REQUIRED TASKS
**A.** Name every person mentioned in the article about the Langley Cemetery rededication.
**B.** Continue the article about the Langley Cemetery rededication from its last sentence.

[SUPPLIED TEXT start]

Respects at Langley Cemetery


American Legion Post 1 Commander Raymond Peavey Jr. speaks to the participants gathered at the Langley Cemetery during the dedication ceremony on Saturday morning. (Karen Bobotas/for The Laconia Daily Sun)

Resting place of Revolutionary War veteran rededicated

By WARREN D. HUSE, for The Laconia Daily Sun

LACONIA — In a simple yet poignant ceremony Saturday morning, Langley Cemetery on the Weirs Boulevard was rededicated following its restoration and repair.
Representatives of the American Legion and Daughters of the American Revolution conducted the brief exercises at the 200-year-old family burial ground overlooking Paugus Bay from Resort on the Bay, 591 Weirs Boulevard.
Although the cemetery fronts on Weirs Boulevard, most travelers don’t see it, as it is several feet higher than the highway.
The small cemetery is the final resting place of Winthrop Langley, who served in the American Revolution at Great Island in 1775; and at West Point in 1780.

[SUPPLIED TEXT end]
[RECORDED INFORMATION start]

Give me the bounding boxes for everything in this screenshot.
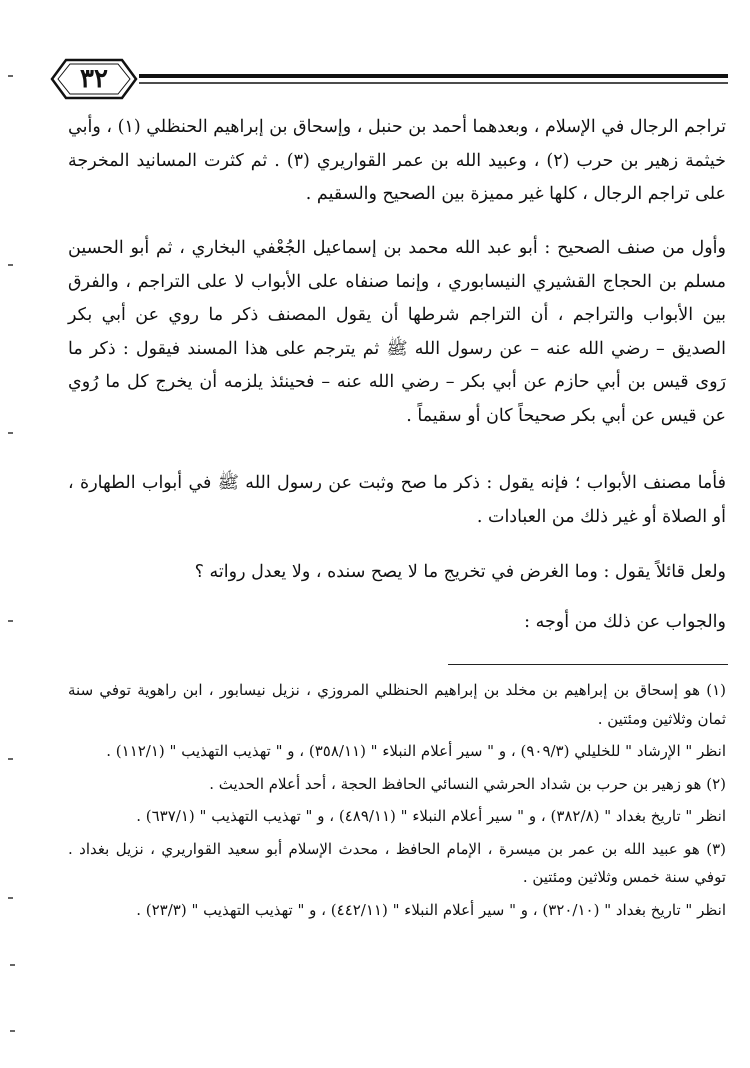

[RECORDED INFORMATION end]

RESPONSES TO THE EXERCISE
**A.** Raymond Peavey Jr., Karen Bobotas, Warren D. Huse, Winthrop Langley

**B.**
Legion Post No. 1 Commander Raymond C. Peavey Jr. conducted the ceremony, along with a color detail from the Legion post and Adele Bausor, regent of Mary Butler Chapter, DAR.
Bausor and Florence Merrill, DAR chaplain, presented a wreath for Langley’s grave and offered remarks.
Peavey recalled that the graveyard had suffered some disrepair over the years. The Langley cemetery is one of 14 that the Legion Post decorates with flags, each year, he said.
In his remarks, Peavey recalled, “We owe Mr. Langley and his comrades a debt of gratitude that we can never repay. They gave us not only freedom but a free country where the people govern themselves with justice and equality — a new republic which the world had never seen before. It is important that we remember their sacrifices and honor their memory.”
Ending the ceremony, the group recited the Pledge of Allegiance and Ryan Fogg sounded Taps.
Herman Chamberlain, senior vice commander of Post 1 and his wife Brenda, auxiliary president, acted as color bearers.
Rich Tilton, representing the Tilton Family, owners of the property, acknowledged the assistance of two seasonal residents of the Resort on the Bay cottage colony, Robert Kotarba and Robert Travers, both of Dracut, Mass., who had straightened, repaired and painted the railings around the cemetery, along with a general cleanup.
Kotarba is an Army veteran who served at Cu Chi during the Vietnam War.
Tilton expressed appreciation, on behalf of the Tilton Family, for the turnout at the ceremony and for the work that had gone into renovation of the cemetery grounds.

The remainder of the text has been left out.